▶ Instruction
Filter this material down to the lines that hold "placeholder", copying each one.

--

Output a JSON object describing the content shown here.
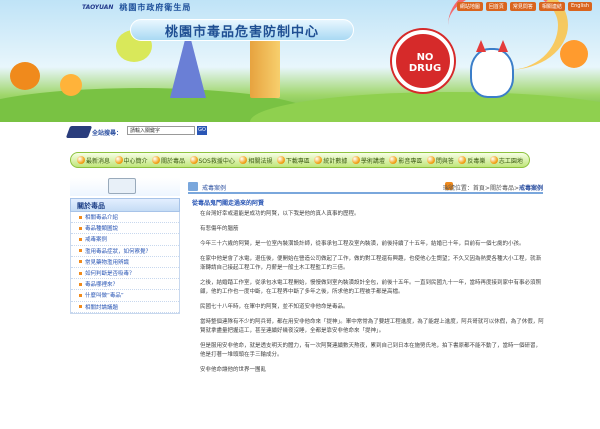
{
  "header": {
    "brand": "TAOYUAN",
    "org": "桃園市政府衛生局",
    "site_title": "桃園市毒品危害防制中心",
    "badge": "NO DRUG",
    "top_links": [
      "網站地圖",
      "回首頁",
      "常見問答",
      "相關連結",
      "English"
    ]
  },
  "search": {
    "label": "全站搜尋：",
    "placeholder": "請輸入關鍵字",
    "go": "GO"
  },
  "nav": {
    "items": [
      "最新消息",
      "中心簡介",
      "關於毒品",
      "SOS救援中心",
      "相關法規",
      "下載專區",
      "統計數據",
      "學術講壇",
      "影音專區",
      "問與答",
      "反毒樂",
      "志工園地"
    ]
  },
  "sidebar": {
    "title": "關於毒品",
    "items": [
      "相關毒品介紹",
      "毒品種類圖說",
      "戒毒案例",
      "濫用毒品症狀，如何察覺？",
      "常見藥物濫用辨識",
      "如何判斷是否吸毒？",
      "毒品哪裡來？",
      "什麼叫做“毒品”",
      "相關討論議題"
    ]
  },
  "breadcrumb": {
    "section": "戒毒案例",
    "label": "瑞號位置：",
    "path": "首頁>關於毒品>",
    "current": "戒毒案例"
  },
  "article": {
    "title": "從毒品鬼門關走過來的阿賢",
    "paragraphs": [
      "在台灣好幸或還能是成功的阿賢，以下我是他的真人真事的歷程。",
      "有悲傷年的腦筋",
      "今年三十六歲的阿賢，是一位室內裝潢設計師，從事承包工程及室內裝潢，前後持續了十五年，結婚已十年，目前有一個七歲的小孩。",
      "在家中他是會了水電，退伍後，便開始在營造公司做起了工作，做的對工程還有興趣，也使他心生嚮望；不久又因為熱愛各種大小工程，就漸漸轉請自己接起工程工作，月薪是一般土木工程監工的三倍。",
      "之後，結婚踏工作室，從承包水電工程開始，慢慢做到室內裝潢設計全包，前後十五年。一直到民國九十一年，當時再度接到家中有事必須照顧，他的工作也一度中斷，在工程界中斷了多年之後，所求他的工程被手都是高檔。",
      "民國七十八年時，在軍中的阿賢，並不知道安非他命是毒品。",
      "當時整個連隊有不少的阿兵哥，都在用安非他命來「提神」。軍中常常為了要趕工程進度，為了能趕上進度，阿兵哥就可以休假，為了休假，阿賢就拿盡量把握這工，甚至連續好幾夜沒睡，全都是靠安非他命來「提神」。",
      "但是服用安非他命，就是透支明天的體力，有一次阿賢連續數天熬夜，累到自己到日本在施勞氏地，拍下書原都不能不動了，當時一個研習，他是打著一堆頭頭在手三輪成分。",
      "安非他命讓他的世界一團亂"
    ]
  }
}
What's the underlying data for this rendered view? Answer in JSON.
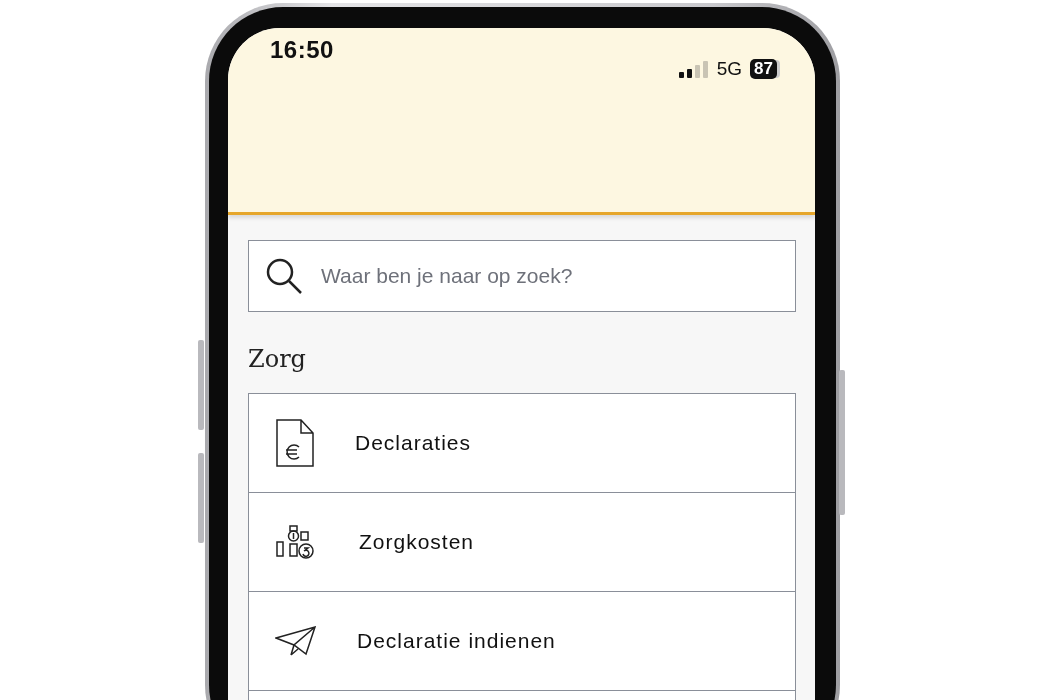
{
  "status_bar": {
    "time": "16:50",
    "network": "5G",
    "battery": "87"
  },
  "search": {
    "placeholder": "Waar ben je naar op zoek?"
  },
  "section": {
    "title": "Zorg",
    "items": [
      {
        "label": "Declaraties",
        "kind": "document"
      },
      {
        "label": "Zorgkosten",
        "kind": "coins"
      },
      {
        "label": "Declaratie indienen",
        "kind": "send"
      }
    ]
  }
}
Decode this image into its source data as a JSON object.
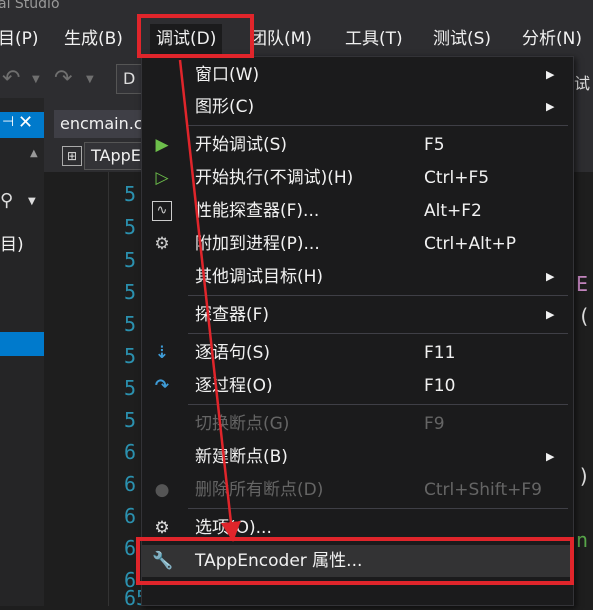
{
  "window": {
    "title_fragment": "al Studio"
  },
  "menubar": {
    "items": [
      {
        "label": "目(P)"
      },
      {
        "label": "生成(B)"
      },
      {
        "label": "调试(D)"
      },
      {
        "label": "团队(M)"
      },
      {
        "label": "工具(T)"
      },
      {
        "label": "测试(S)"
      },
      {
        "label": "分析(N)"
      }
    ]
  },
  "toolbar": {
    "combo_value": "D",
    "right_text": "试"
  },
  "left_panel": {
    "tab_label": "目)"
  },
  "editor": {
    "tab_label": "encmain.c",
    "nav_label": "TAppE",
    "line_numbers": [
      "5",
      "5",
      "5",
      "5",
      "5",
      "5",
      "5",
      "5",
      "6",
      "6",
      "6",
      "6",
      "6",
      "6",
      "65"
    ],
    "code_fragments": [
      "E",
      "(",
      ")",
      "n"
    ]
  },
  "debug_menu": {
    "items": [
      {
        "label": "窗口(W)",
        "shortcut": "",
        "submenu": true,
        "disabled": false,
        "icon": ""
      },
      {
        "label": "图形(C)",
        "shortcut": "",
        "submenu": true,
        "disabled": false,
        "icon": ""
      },
      {
        "label": "开始调试(S)",
        "shortcut": "F5",
        "submenu": false,
        "disabled": false,
        "icon": "play-icon"
      },
      {
        "label": "开始执行(不调试)(H)",
        "shortcut": "Ctrl+F5",
        "submenu": false,
        "disabled": false,
        "icon": "play-outline-icon"
      },
      {
        "label": "性能探查器(F)...",
        "shortcut": "Alt+F2",
        "submenu": false,
        "disabled": false,
        "icon": "performance-icon"
      },
      {
        "label": "附加到进程(P)...",
        "shortcut": "Ctrl+Alt+P",
        "submenu": false,
        "disabled": false,
        "icon": "attach-process-icon"
      },
      {
        "label": "其他调试目标(H)",
        "shortcut": "",
        "submenu": true,
        "disabled": false,
        "icon": ""
      },
      {
        "label": "探查器(F)",
        "shortcut": "",
        "submenu": true,
        "disabled": false,
        "icon": ""
      },
      {
        "label": "逐语句(S)",
        "shortcut": "F11",
        "submenu": false,
        "disabled": false,
        "icon": "step-into-icon"
      },
      {
        "label": "逐过程(O)",
        "shortcut": "F10",
        "submenu": false,
        "disabled": false,
        "icon": "step-over-icon"
      },
      {
        "label": "切换断点(G)",
        "shortcut": "F9",
        "submenu": false,
        "disabled": true,
        "icon": ""
      },
      {
        "label": "新建断点(B)",
        "shortcut": "",
        "submenu": true,
        "disabled": false,
        "icon": ""
      },
      {
        "label": "删除所有断点(D)",
        "shortcut": "Ctrl+Shift+F9",
        "submenu": false,
        "disabled": true,
        "icon": "delete-breakpoints-icon"
      },
      {
        "label": "选项(O)...",
        "shortcut": "",
        "submenu": false,
        "disabled": false,
        "icon": "gear-icon"
      },
      {
        "label": "TAppEncoder 属性...",
        "shortcut": "",
        "submenu": false,
        "disabled": false,
        "icon": "wrench-icon"
      }
    ]
  },
  "colors": {
    "annotation_red": "#e0252b",
    "accent_blue": "#007acc",
    "play_green": "#6dbf4b"
  }
}
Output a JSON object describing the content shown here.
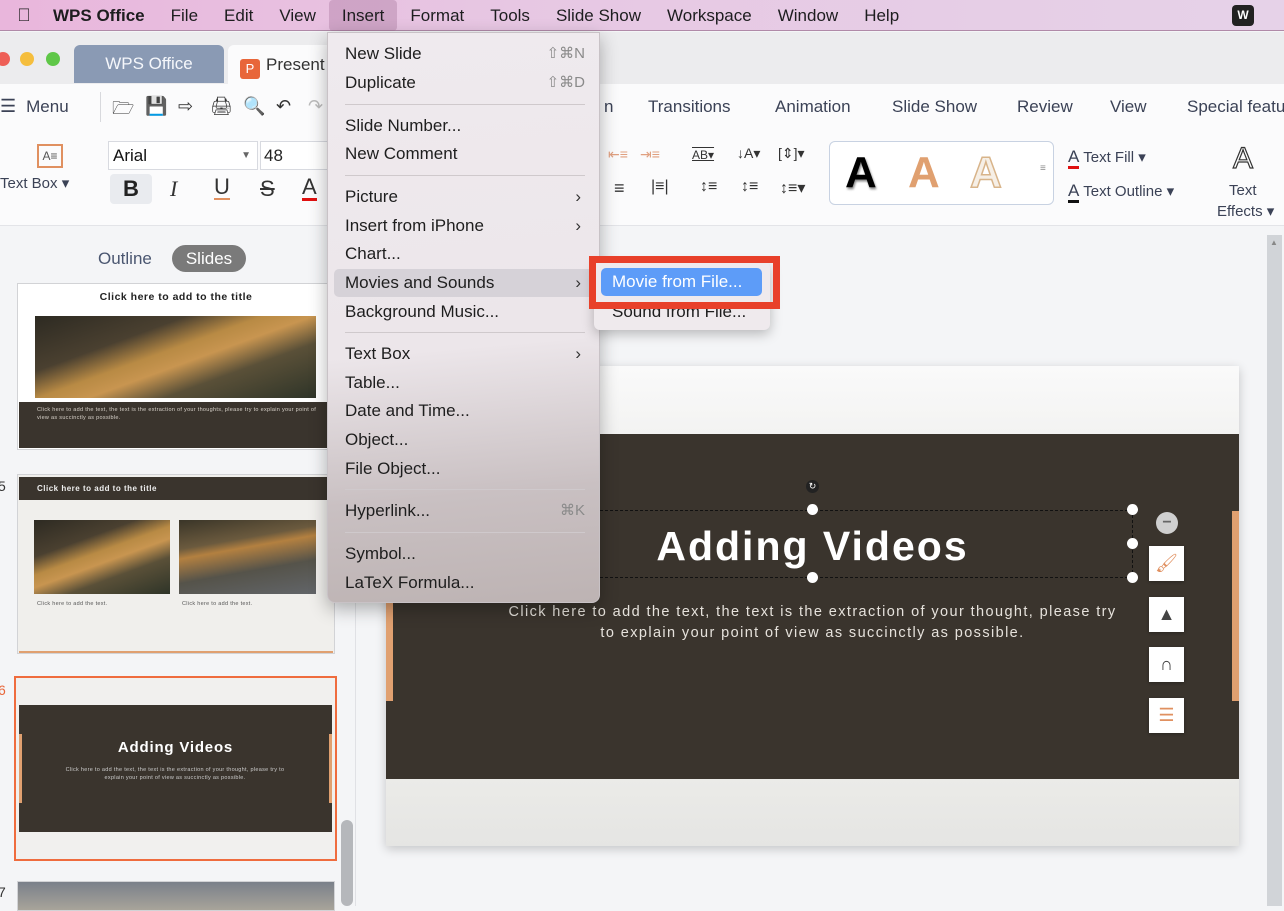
{
  "mac_menubar": {
    "app_name": "WPS Office",
    "items": [
      "File",
      "Edit",
      "View",
      "Insert",
      "Format",
      "Tools",
      "Slide Show",
      "Workspace",
      "Window",
      "Help"
    ],
    "active_item": "Insert"
  },
  "window_tabs": {
    "home_tab": "WPS Office",
    "doc_tab": "Present",
    "doc_icon_letter": "P"
  },
  "ribbon": {
    "menu_label": "Menu",
    "tabs": [
      "n",
      "Transitions",
      "Animation",
      "Slide Show",
      "Review",
      "View",
      "Special featu"
    ],
    "font_name": "Arial",
    "font_size": "48",
    "text_box_label": "Text Box ▾",
    "format_buttons": {
      "bold": "B",
      "italic": "I",
      "underline": "U",
      "strike": "S",
      "color": "A"
    },
    "style_glyph": "A",
    "text_fill_label": "Text Fill ▾",
    "text_outline_label": "Text Outline ▾",
    "text_effects_line1": "Text",
    "text_effects_line2": "Effects ▾",
    "accent_color": "#e09060"
  },
  "left_panel": {
    "outline_tab": "Outline",
    "slides_tab": "Slides",
    "thumbs": [
      {
        "number": "",
        "title": "Click here to add to the title",
        "body": "Click here to add the text, the text is the extraction of your thoughts, please try to explain your point of view as succinctly as possible."
      },
      {
        "number": "5",
        "title": "Click here to add to the title",
        "caption_left": "Click here to add the text.",
        "caption_right": "Click here to add the text."
      },
      {
        "number": "6",
        "title": "Adding Videos",
        "body": "Click here to add the text, the text is the extraction of your thought, please try to explain your point of view as succinctly as possible."
      },
      {
        "number": "7"
      }
    ]
  },
  "slide": {
    "title": "Adding Videos",
    "body": "Click here to add the text, the text is the extraction of your thought, please try to explain your point of view as succinctly as possible.",
    "dark_color": "#3a342d",
    "accent_color": "#e0a070"
  },
  "insert_menu": {
    "items": [
      {
        "label": "New Slide",
        "shortcut": "⇧⌘N"
      },
      {
        "label": "Duplicate",
        "shortcut": "⇧⌘D"
      },
      {
        "label": "Slide Number..."
      },
      {
        "label": "New Comment"
      },
      {
        "label": "Picture",
        "submenu": true
      },
      {
        "label": "Insert from iPhone",
        "submenu": true
      },
      {
        "label": "Chart..."
      },
      {
        "label": "Movies and Sounds",
        "submenu": true,
        "highlighted": true
      },
      {
        "label": "Background Music..."
      },
      {
        "label": "Text Box",
        "submenu": true
      },
      {
        "label": "Table..."
      },
      {
        "label": "Date and Time..."
      },
      {
        "label": "Object..."
      },
      {
        "label": "File Object..."
      },
      {
        "label": "Hyperlink...",
        "shortcut": "⌘K"
      },
      {
        "label": "Symbol..."
      },
      {
        "label": "LaTeX Formula..."
      }
    ]
  },
  "submenu": {
    "items": [
      "Movie from File...",
      "Sound from File..."
    ],
    "selected": "Movie from File...",
    "highlight_color": "#5d9cf8",
    "callout_color": "#e8402a"
  }
}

--

▶ Answer to the task
    "placeholder": "請輸入關鍵字",
    "placeholder": "Waar ben je naar op zoek?"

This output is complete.